··· Working data

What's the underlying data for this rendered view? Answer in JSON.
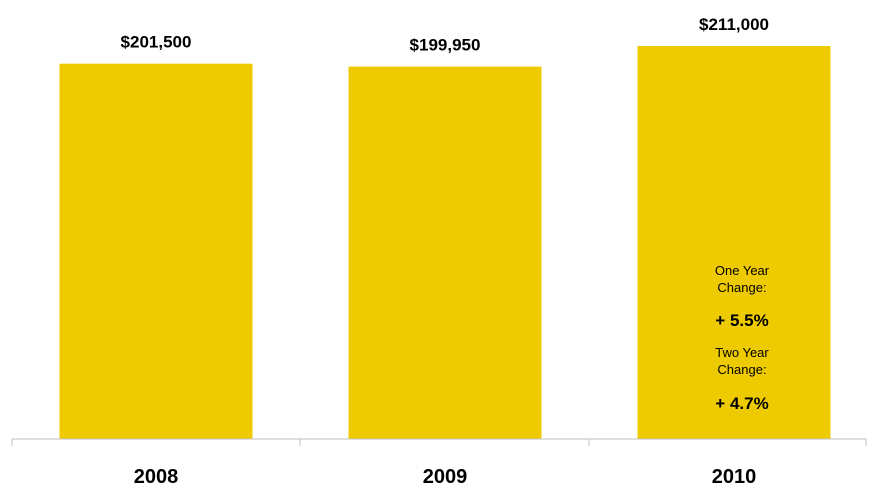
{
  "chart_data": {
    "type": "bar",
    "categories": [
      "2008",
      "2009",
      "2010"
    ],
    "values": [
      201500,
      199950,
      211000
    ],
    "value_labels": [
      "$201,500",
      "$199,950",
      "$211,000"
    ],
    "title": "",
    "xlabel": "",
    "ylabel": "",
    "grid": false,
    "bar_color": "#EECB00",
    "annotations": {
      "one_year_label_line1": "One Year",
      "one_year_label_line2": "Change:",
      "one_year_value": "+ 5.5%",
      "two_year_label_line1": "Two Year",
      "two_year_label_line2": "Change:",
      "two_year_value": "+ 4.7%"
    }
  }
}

······

Exercise instructions: Without the pictures, copy the material exactly as given.

Output for this exercise:
What's the underlying data for this rendered view? Answer in JSON.
{
  "chart_data": {
    "type": "bar",
    "categories": [
      "2008",
      "2009",
      "2010"
    ],
    "values": [
      201500,
      199950,
      211000
    ],
    "value_labels": [
      "$201,500",
      "$199,950",
      "$211,000"
    ],
    "title": "",
    "xlabel": "",
    "ylabel": "",
    "grid": false,
    "bar_color": "#EECB00",
    "annotations": {
      "one_year_label_line1": "One Year",
      "one_year_label_line2": "Change:",
      "one_year_value": "+ 5.5%",
      "two_year_label_line1": "Two Year",
      "two_year_label_line2": "Change:",
      "two_year_value": "+ 4.7%"
    }
  }
}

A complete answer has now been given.